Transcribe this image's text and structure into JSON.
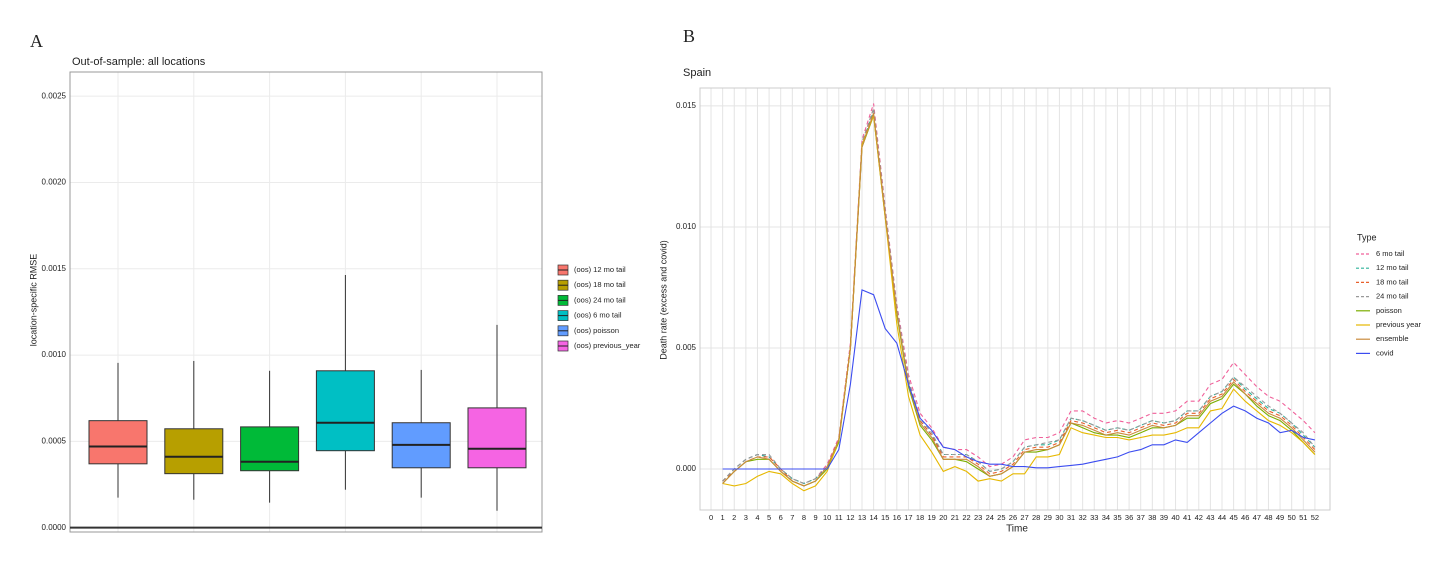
{
  "panels": [
    "A",
    "B"
  ],
  "chart_data": [
    {
      "type": "box",
      "title": "Out-of-sample: all locations",
      "ylabel": "location-specific RMSE",
      "ylim": [
        -2.5e-05,
        0.00264
      ],
      "yticks": [
        {
          "value": 0,
          "label": "0.0000"
        },
        {
          "value": 0.0005,
          "label": "0.0005"
        },
        {
          "value": 0.001,
          "label": "0.0010"
        },
        {
          "value": 0.0015,
          "label": "0.0015"
        },
        {
          "value": 0.002,
          "label": "0.0020"
        },
        {
          "value": 0.0025,
          "label": "0.0025"
        }
      ],
      "grid": true,
      "series": [
        {
          "name": "(oos) 12 mo tail",
          "color": "#f8766d",
          "low": 0.000174,
          "q1": 0.00037,
          "median": 0.00047,
          "q3": 0.00062,
          "high": 0.000955
        },
        {
          "name": "(oos) 18 mo tail",
          "color": "#b79f00",
          "low": 0.000162,
          "q1": 0.000313,
          "median": 0.000411,
          "q3": 0.000573,
          "high": 0.000966
        },
        {
          "name": "(oos) 24 mo tail",
          "color": "#00ba38",
          "low": 0.000145,
          "q1": 0.00033,
          "median": 0.000382,
          "q3": 0.000584,
          "high": 0.000909
        },
        {
          "name": "(oos) 6 mo tail",
          "color": "#00bfc4",
          "low": 0.00022,
          "q1": 0.000446,
          "median": 0.000608,
          "q3": 0.000909,
          "high": 0.001464
        },
        {
          "name": "(oos) poisson",
          "color": "#619cff",
          "low": 0.000174,
          "q1": 0.000347,
          "median": 0.00048,
          "q3": 0.000608,
          "high": 0.000914
        },
        {
          "name": "(oos) previous_year",
          "color": "#f564e3",
          "low": 9.84e-05,
          "q1": 0.000347,
          "median": 0.000457,
          "q3": 0.000694,
          "high": 0.001175
        }
      ]
    },
    {
      "type": "line",
      "title": "Spain",
      "xlabel": "Time",
      "ylabel": "Death rate (excess and covid)",
      "legend_title": "Type",
      "xlim": [
        -0.95,
        53.3
      ],
      "ylim": [
        -0.001694,
        0.01574
      ],
      "xticks": [
        0,
        1,
        2,
        3,
        4,
        5,
        6,
        7,
        8,
        9,
        10,
        11,
        12,
        13,
        14,
        15,
        16,
        17,
        18,
        19,
        20,
        21,
        22,
        23,
        24,
        25,
        26,
        27,
        28,
        29,
        30,
        31,
        32,
        33,
        34,
        35,
        36,
        37,
        38,
        39,
        40,
        41,
        42,
        43,
        44,
        45,
        46,
        47,
        48,
        49,
        50,
        51,
        52
      ],
      "yticks": [
        {
          "value": 0,
          "label": "0.000"
        },
        {
          "value": 0.005,
          "label": "0.005"
        },
        {
          "value": 0.01,
          "label": "0.010"
        },
        {
          "value": 0.015,
          "label": "0.015"
        }
      ],
      "grid": true,
      "x": [
        1,
        2,
        3,
        4,
        5,
        6,
        7,
        8,
        9,
        10,
        11,
        12,
        13,
        14,
        15,
        16,
        17,
        18,
        19,
        20,
        21,
        22,
        23,
        24,
        25,
        26,
        27,
        28,
        29,
        30,
        31,
        32,
        33,
        34,
        35,
        36,
        37,
        38,
        39,
        40,
        41,
        42,
        43,
        44,
        45,
        46,
        47,
        48,
        49,
        50,
        51,
        52
      ],
      "series": [
        {
          "name": "6 mo tail",
          "color": "#f0609a",
          "dashed": true,
          "values": [
            -0.0005,
            0,
            0.0004,
            0.0006,
            0.0005,
            0,
            -0.0004,
            -0.0006,
            -0.0004,
            0.0002,
            0.0013,
            0.0052,
            0.0136,
            0.0151,
            0.0108,
            0.0068,
            0.0039,
            0.0023,
            0.0017,
            0.0009,
            0.0008,
            0.0008,
            0.0005,
            0.0001,
            0.0002,
            0.0005,
            0.0012,
            0.0013,
            0.0013,
            0.0015,
            0.0024,
            0.0024,
            0.0021,
            0.0019,
            0.002,
            0.0019,
            0.0021,
            0.0023,
            0.0023,
            0.0024,
            0.0028,
            0.0028,
            0.0035,
            0.0037,
            0.0044,
            0.0039,
            0.0034,
            0.003,
            0.0028,
            0.0024,
            0.002,
            0.0015
          ]
        },
        {
          "name": "12 mo tail",
          "color": "#2fb39a",
          "dashed": true,
          "values": [
            -0.0005,
            0,
            0.0004,
            0.0006,
            0.0005,
            0,
            -0.0004,
            -0.0006,
            -0.0004,
            0.0001,
            0.0012,
            0.005,
            0.0134,
            0.0148,
            0.0106,
            0.0066,
            0.0036,
            0.002,
            0.0014,
            0.0006,
            0.0006,
            0.0006,
            0.0003,
            -0.0001,
            0,
            0.0003,
            0.0009,
            0.001,
            0.001,
            0.0012,
            0.0021,
            0.002,
            0.0018,
            0.0016,
            0.0017,
            0.0016,
            0.0018,
            0.002,
            0.0019,
            0.002,
            0.0024,
            0.0024,
            0.003,
            0.0032,
            0.0038,
            0.0033,
            0.0029,
            0.0025,
            0.0023,
            0.0019,
            0.0014,
            0.0009
          ]
        },
        {
          "name": "18 mo tail",
          "color": "#e8602c",
          "dashed": true,
          "values": [
            -0.0005,
            -0.0001,
            0.0003,
            0.0005,
            0.0005,
            0,
            -0.0005,
            -0.0007,
            -0.0005,
            0.0001,
            0.0012,
            0.005,
            0.0134,
            0.0149,
            0.0107,
            0.0066,
            0.0036,
            0.002,
            0.0014,
            0.0005,
            0.0005,
            0.0005,
            0.0002,
            -0.0002,
            -0.0001,
            0.0002,
            0.0008,
            0.0009,
            0.0009,
            0.0011,
            0.002,
            0.0019,
            0.0017,
            0.0015,
            0.0016,
            0.0015,
            0.0017,
            0.0019,
            0.0018,
            0.0019,
            0.0023,
            0.0023,
            0.0029,
            0.0031,
            0.0037,
            0.0032,
            0.0028,
            0.0024,
            0.0022,
            0.0018,
            0.0013,
            0.0008
          ]
        },
        {
          "name": "24 mo tail",
          "color": "#999999",
          "dashed": true,
          "values": [
            -0.0005,
            0,
            0.0004,
            0.0006,
            0.0006,
            0,
            -0.0004,
            -0.0006,
            -0.0004,
            0.0001,
            0.0012,
            0.005,
            0.0135,
            0.0149,
            0.0107,
            0.0067,
            0.0037,
            0.0021,
            0.0015,
            0.0006,
            0.0006,
            0.0006,
            0.0003,
            -0.0001,
            0,
            0.0003,
            0.0009,
            0.001,
            0.0011,
            0.0012,
            0.0021,
            0.002,
            0.0018,
            0.0016,
            0.0017,
            0.0016,
            0.0018,
            0.002,
            0.0019,
            0.002,
            0.0024,
            0.0024,
            0.003,
            0.0032,
            0.0038,
            0.0034,
            0.003,
            0.0026,
            0.0023,
            0.0019,
            0.0015,
            0.0009
          ]
        },
        {
          "name": "poisson",
          "color": "#7cae00",
          "dashed": false,
          "values": [
            -0.0006,
            -0.0001,
            0.0003,
            0.0004,
            0.0004,
            -0.0001,
            -0.0005,
            -0.0007,
            -0.0005,
            0,
            0.0011,
            0.005,
            0.0133,
            0.0146,
            0.0104,
            0.0064,
            0.0034,
            0.0018,
            0.0012,
            0.0004,
            0.0004,
            0.0003,
            0,
            -0.0003,
            -0.0002,
            0.0001,
            0.0007,
            0.0007,
            0.0008,
            0.001,
            0.0019,
            0.0017,
            0.0015,
            0.0014,
            0.0014,
            0.0013,
            0.0015,
            0.0017,
            0.0017,
            0.0018,
            0.0021,
            0.0021,
            0.0027,
            0.0029,
            0.0035,
            0.0031,
            0.0026,
            0.0022,
            0.002,
            0.0016,
            0.0011,
            0.0006
          ]
        },
        {
          "name": "previous year",
          "color": "#e6b800",
          "dashed": false,
          "values": [
            -0.0006,
            -0.0007,
            -0.0006,
            -0.0003,
            -0.0001,
            -0.0002,
            -0.0006,
            -0.0009,
            -0.0007,
            -0.0001,
            0.0012,
            0.005,
            0.0134,
            0.0146,
            0.0104,
            0.006,
            0.003,
            0.0014,
            0.0007,
            -0.0001,
            0.0001,
            -0.0001,
            -0.0005,
            -0.0004,
            -0.0005,
            -0.0002,
            -0.0002,
            0.0005,
            0.0005,
            0.0006,
            0.0017,
            0.0015,
            0.0014,
            0.0013,
            0.0013,
            0.0012,
            0.0013,
            0.0014,
            0.0014,
            0.0015,
            0.0017,
            0.0017,
            0.0024,
            0.0025,
            0.0033,
            0.0028,
            0.0024,
            0.002,
            0.0018,
            0.0015,
            0.0011,
            0.0006
          ]
        },
        {
          "name": "ensemble",
          "color": "#c98b3c",
          "dashed": false,
          "values": [
            -0.0006,
            -0.0001,
            0.0003,
            0.0005,
            0.0004,
            -0.0001,
            -0.0005,
            -0.0007,
            -0.0005,
            0.0001,
            0.0012,
            0.005,
            0.0133,
            0.0147,
            0.0105,
            0.0065,
            0.0035,
            0.0019,
            0.0013,
            0.0004,
            0.0004,
            0.0004,
            0.0001,
            -0.0003,
            -0.0002,
            0.0001,
            0.0007,
            0.0008,
            0.0008,
            0.001,
            0.0019,
            0.0018,
            0.0016,
            0.0014,
            0.0015,
            0.0014,
            0.0016,
            0.0018,
            0.0017,
            0.0018,
            0.0022,
            0.0022,
            0.0028,
            0.003,
            0.0036,
            0.0031,
            0.0027,
            0.0023,
            0.0021,
            0.0017,
            0.0012,
            0.0007
          ]
        },
        {
          "name": "covid",
          "color": "#3b4cf0",
          "dashed": false,
          "values": [
            0,
            0,
            0,
            0,
            0,
            0,
            0,
            0,
            0,
            0,
            0.0008,
            0.0035,
            0.0074,
            0.0072,
            0.0058,
            0.0052,
            0.0035,
            0.0021,
            0.0016,
            0.0009,
            0.0008,
            0.0005,
            0.0003,
            0.0002,
            0.0002,
            0.0001,
            0.0001,
            5e-05,
            5e-05,
            0.0001,
            0.00015,
            0.0002,
            0.0003,
            0.0004,
            0.0005,
            0.0007,
            0.0008,
            0.001,
            0.001,
            0.0012,
            0.0011,
            0.0015,
            0.0019,
            0.0023,
            0.0026,
            0.0024,
            0.0021,
            0.0019,
            0.0015,
            0.0016,
            0.0013,
            0.0012
          ]
        }
      ]
    }
  ]
}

Given instruction:
In the records above, locate each line with the word "covid". Copy all such lines.

Reply to the exercise:
      "ylabel": "Death rate (excess and covid)",
          "name": "covid",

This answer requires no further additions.